- [INSTRUCTIONS TO FOLLOW]:
Gather all lines in the data that hold the string "sagepub".

[Stored records]
----------
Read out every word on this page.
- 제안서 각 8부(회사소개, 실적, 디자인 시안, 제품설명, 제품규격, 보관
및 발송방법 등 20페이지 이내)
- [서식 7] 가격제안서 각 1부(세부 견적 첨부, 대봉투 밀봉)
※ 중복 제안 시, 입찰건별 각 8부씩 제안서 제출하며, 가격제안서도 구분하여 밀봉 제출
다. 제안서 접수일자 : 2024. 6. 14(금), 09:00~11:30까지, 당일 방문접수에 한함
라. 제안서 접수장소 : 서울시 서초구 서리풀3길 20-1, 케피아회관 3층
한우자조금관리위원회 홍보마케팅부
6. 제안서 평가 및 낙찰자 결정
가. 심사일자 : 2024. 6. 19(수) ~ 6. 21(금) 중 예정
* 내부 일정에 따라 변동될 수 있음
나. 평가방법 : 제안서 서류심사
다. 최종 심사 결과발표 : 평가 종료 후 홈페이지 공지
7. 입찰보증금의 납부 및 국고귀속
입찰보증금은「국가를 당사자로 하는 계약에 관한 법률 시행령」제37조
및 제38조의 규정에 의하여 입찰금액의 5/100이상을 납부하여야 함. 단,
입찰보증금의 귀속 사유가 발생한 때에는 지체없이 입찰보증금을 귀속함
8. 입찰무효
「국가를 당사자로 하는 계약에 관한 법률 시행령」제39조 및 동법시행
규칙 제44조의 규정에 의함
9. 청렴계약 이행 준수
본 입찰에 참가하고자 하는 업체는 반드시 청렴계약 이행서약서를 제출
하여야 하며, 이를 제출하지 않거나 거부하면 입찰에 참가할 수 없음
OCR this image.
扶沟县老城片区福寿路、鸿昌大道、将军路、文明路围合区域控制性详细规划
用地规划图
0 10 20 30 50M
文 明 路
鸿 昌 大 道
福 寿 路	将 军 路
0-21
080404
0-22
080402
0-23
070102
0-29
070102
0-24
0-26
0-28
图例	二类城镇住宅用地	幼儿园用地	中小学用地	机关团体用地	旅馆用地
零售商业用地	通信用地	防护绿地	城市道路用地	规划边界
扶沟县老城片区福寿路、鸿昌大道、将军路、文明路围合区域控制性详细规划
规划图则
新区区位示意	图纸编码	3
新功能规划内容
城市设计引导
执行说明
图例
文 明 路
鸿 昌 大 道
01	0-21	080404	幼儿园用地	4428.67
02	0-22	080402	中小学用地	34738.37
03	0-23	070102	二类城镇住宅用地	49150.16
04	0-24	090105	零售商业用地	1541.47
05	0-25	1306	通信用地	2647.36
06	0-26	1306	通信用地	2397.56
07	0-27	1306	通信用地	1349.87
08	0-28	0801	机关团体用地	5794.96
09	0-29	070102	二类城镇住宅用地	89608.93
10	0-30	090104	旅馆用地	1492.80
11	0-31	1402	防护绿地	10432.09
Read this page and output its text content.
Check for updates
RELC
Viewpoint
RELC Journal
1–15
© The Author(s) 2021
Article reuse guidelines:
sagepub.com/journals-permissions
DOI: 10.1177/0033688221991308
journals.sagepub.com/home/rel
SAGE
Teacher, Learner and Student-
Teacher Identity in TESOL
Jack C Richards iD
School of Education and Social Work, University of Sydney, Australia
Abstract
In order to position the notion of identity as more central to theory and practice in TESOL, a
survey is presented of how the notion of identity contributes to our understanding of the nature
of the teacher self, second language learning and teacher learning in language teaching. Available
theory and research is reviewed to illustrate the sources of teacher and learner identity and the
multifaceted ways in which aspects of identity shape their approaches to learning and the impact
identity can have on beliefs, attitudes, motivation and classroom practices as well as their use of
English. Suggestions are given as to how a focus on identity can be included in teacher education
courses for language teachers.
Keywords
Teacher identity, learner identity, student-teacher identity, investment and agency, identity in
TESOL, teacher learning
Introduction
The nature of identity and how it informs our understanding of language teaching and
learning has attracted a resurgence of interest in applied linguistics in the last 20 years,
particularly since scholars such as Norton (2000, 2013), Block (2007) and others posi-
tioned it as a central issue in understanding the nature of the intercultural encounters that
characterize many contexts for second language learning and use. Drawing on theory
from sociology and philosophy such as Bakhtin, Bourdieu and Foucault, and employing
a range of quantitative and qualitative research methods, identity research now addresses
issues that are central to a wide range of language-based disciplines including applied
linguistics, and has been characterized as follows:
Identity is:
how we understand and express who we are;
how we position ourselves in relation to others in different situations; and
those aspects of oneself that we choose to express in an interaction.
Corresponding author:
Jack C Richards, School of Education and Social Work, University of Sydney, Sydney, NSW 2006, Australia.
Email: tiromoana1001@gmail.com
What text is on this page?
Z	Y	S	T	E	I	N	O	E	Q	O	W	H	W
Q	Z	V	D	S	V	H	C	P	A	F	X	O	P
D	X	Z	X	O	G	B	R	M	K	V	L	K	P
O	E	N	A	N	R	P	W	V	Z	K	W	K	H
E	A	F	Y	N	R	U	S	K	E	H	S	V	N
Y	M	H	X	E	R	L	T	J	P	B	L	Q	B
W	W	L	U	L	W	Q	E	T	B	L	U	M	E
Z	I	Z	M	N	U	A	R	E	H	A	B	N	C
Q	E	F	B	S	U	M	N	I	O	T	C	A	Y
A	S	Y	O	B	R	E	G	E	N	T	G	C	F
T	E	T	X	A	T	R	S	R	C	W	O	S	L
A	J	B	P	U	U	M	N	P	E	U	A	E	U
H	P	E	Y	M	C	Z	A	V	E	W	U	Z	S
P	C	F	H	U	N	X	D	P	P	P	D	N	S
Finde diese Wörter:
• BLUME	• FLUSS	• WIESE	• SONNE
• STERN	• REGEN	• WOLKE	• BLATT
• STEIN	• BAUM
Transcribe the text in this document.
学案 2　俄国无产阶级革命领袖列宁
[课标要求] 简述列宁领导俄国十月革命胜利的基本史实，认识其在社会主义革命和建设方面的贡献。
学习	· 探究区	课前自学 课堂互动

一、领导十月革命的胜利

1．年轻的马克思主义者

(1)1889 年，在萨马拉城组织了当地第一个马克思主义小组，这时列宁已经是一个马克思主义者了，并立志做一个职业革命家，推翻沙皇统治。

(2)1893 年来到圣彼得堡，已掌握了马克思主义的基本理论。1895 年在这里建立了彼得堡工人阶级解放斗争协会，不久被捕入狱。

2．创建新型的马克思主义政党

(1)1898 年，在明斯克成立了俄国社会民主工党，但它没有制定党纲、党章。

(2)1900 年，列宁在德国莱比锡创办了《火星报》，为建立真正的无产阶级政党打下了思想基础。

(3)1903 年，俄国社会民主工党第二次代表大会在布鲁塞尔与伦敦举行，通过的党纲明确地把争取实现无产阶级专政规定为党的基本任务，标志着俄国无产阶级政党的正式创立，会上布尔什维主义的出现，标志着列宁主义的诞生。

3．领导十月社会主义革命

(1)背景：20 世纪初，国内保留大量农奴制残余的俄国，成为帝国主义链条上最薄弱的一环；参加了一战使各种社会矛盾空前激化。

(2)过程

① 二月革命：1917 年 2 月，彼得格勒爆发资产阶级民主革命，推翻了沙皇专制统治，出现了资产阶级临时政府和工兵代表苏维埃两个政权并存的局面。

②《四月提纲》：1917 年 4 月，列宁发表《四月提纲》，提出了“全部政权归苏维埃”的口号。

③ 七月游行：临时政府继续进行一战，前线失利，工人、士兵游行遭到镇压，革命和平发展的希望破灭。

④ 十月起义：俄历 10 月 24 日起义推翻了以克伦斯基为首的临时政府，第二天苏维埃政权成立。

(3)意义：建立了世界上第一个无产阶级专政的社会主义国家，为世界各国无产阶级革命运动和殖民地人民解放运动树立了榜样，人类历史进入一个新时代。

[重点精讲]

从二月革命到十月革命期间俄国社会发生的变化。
----------
- [EXPECTED ANSWER]:
sagepub.com/journals-permissions
journals.sagepub.com/home/rel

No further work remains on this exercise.